## WHAT TO WORK ON:
Find and copy lines holding "title".

== == ==

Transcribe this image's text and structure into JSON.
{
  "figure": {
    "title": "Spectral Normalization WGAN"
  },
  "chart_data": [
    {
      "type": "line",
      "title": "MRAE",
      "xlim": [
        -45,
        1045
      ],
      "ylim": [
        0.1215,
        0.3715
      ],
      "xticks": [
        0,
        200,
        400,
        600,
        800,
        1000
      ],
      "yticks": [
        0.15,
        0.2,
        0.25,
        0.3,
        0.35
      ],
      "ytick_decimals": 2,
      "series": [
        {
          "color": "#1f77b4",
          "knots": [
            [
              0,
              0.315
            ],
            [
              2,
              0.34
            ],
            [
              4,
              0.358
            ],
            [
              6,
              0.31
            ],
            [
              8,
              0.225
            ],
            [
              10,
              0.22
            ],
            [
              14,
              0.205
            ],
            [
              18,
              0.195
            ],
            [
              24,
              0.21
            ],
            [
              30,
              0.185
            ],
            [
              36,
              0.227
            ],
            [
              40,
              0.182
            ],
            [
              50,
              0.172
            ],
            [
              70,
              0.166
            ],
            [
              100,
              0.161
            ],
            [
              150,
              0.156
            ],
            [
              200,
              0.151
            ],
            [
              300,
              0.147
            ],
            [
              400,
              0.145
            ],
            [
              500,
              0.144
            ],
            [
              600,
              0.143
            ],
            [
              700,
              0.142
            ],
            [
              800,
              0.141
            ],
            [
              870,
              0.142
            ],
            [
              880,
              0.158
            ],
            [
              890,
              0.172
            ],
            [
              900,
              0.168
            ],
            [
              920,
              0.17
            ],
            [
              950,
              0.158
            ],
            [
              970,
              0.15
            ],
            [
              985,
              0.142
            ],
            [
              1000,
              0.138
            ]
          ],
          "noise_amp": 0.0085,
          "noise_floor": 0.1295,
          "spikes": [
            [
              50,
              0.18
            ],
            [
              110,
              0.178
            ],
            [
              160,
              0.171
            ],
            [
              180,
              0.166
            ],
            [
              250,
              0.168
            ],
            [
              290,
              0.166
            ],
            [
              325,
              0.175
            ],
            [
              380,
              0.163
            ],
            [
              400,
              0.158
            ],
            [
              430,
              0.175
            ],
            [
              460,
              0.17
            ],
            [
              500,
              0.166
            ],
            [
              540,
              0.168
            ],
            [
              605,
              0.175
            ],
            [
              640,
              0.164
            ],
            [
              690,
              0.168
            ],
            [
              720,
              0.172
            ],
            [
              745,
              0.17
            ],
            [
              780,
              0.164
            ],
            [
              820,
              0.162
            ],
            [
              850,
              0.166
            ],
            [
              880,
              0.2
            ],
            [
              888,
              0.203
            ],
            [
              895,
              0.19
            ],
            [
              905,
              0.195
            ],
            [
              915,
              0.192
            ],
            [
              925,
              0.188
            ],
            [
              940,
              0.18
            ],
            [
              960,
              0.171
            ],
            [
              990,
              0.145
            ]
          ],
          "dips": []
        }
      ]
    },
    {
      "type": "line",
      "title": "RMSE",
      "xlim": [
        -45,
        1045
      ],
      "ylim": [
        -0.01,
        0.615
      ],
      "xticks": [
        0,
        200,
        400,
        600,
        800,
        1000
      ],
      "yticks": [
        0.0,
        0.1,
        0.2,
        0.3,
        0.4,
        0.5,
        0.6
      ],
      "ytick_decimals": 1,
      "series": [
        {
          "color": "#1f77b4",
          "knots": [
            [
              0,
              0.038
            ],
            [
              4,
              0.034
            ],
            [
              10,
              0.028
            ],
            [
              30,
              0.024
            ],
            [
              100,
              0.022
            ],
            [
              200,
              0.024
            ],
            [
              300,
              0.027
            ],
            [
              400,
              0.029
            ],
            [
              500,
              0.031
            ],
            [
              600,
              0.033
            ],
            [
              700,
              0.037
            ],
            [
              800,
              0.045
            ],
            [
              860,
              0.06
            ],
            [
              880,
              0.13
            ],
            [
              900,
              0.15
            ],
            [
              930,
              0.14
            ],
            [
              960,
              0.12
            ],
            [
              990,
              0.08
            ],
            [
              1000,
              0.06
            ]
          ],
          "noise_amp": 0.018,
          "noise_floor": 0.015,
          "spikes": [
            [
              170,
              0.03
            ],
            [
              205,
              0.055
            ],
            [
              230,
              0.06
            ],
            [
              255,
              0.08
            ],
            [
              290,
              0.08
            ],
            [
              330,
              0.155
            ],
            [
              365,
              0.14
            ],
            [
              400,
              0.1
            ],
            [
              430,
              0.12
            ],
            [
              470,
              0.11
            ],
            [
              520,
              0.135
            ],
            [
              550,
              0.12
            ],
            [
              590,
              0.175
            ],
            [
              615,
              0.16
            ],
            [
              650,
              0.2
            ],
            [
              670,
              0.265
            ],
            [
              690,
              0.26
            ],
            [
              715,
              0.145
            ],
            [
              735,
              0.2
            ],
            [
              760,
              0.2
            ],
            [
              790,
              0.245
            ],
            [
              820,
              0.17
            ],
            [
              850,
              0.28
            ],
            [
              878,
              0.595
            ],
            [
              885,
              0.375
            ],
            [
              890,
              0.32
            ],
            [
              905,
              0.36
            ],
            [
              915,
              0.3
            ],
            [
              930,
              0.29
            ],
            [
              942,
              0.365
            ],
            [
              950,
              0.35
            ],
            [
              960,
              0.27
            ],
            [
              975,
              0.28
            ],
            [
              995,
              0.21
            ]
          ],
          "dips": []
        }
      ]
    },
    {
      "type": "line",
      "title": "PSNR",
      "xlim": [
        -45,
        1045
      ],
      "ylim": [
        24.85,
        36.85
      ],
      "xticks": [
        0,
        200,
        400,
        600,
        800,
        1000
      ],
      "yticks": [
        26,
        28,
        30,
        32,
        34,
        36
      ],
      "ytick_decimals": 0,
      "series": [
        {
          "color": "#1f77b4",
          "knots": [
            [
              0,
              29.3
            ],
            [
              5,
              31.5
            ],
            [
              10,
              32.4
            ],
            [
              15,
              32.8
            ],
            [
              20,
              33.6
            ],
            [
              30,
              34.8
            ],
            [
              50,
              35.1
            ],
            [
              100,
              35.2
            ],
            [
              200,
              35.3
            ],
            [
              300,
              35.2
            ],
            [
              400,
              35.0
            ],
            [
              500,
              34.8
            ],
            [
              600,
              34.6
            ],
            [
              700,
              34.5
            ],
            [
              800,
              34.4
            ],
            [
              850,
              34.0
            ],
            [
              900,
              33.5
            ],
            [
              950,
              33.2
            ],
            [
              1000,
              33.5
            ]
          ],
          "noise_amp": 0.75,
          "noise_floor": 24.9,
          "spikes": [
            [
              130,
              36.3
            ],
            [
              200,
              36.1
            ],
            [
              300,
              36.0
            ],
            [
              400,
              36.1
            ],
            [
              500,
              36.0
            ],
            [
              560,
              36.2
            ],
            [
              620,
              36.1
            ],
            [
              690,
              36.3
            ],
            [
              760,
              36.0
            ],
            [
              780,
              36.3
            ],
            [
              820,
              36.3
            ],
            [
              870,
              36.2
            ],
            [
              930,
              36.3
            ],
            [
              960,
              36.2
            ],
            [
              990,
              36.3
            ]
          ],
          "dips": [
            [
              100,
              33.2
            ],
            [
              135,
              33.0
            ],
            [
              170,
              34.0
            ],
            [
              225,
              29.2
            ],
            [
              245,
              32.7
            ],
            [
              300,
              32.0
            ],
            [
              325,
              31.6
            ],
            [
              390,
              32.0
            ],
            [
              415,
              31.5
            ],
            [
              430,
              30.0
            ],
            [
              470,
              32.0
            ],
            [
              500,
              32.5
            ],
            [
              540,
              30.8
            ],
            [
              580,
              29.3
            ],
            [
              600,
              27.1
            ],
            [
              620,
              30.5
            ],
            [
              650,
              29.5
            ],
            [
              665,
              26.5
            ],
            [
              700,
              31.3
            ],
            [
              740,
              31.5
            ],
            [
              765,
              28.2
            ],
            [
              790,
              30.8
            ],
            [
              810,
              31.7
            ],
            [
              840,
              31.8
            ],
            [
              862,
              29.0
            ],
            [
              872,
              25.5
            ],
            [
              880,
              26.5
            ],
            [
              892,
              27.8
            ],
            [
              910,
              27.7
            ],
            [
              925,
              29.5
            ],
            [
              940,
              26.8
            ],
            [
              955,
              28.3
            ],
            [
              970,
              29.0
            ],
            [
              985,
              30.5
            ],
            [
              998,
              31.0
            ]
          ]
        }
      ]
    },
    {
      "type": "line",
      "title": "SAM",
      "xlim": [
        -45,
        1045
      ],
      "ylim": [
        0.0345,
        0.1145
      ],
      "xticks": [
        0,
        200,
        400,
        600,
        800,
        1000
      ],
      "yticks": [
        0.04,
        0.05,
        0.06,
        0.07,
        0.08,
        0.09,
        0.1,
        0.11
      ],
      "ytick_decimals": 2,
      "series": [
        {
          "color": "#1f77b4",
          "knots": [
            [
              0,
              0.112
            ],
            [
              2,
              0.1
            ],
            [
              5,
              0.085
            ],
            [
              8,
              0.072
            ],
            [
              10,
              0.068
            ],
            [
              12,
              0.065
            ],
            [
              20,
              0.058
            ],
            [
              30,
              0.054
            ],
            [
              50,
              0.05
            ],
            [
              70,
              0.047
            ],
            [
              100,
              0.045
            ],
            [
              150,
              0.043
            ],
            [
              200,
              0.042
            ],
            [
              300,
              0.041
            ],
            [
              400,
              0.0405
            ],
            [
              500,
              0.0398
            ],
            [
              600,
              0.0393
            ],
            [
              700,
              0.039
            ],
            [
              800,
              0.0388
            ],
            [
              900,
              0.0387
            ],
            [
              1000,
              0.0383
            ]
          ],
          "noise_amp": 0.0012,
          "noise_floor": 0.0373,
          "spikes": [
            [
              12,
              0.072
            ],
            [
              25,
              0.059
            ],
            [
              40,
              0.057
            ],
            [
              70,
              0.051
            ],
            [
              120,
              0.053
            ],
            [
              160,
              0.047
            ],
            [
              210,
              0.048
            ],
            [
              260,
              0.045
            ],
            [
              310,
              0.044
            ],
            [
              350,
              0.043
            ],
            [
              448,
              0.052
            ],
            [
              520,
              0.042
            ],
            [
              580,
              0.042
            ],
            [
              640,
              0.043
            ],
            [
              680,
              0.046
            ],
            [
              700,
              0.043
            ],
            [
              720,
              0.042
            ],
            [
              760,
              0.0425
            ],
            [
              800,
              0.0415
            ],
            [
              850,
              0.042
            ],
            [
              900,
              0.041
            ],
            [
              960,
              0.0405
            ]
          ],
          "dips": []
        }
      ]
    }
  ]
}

== == ==

## RIGHT ANSWER:
    "title": "Spectral Normalization WGAN"
      "title": "MRAE",
      "title": "RMSE",
      "title": "PSNR",
      "title": "SAM",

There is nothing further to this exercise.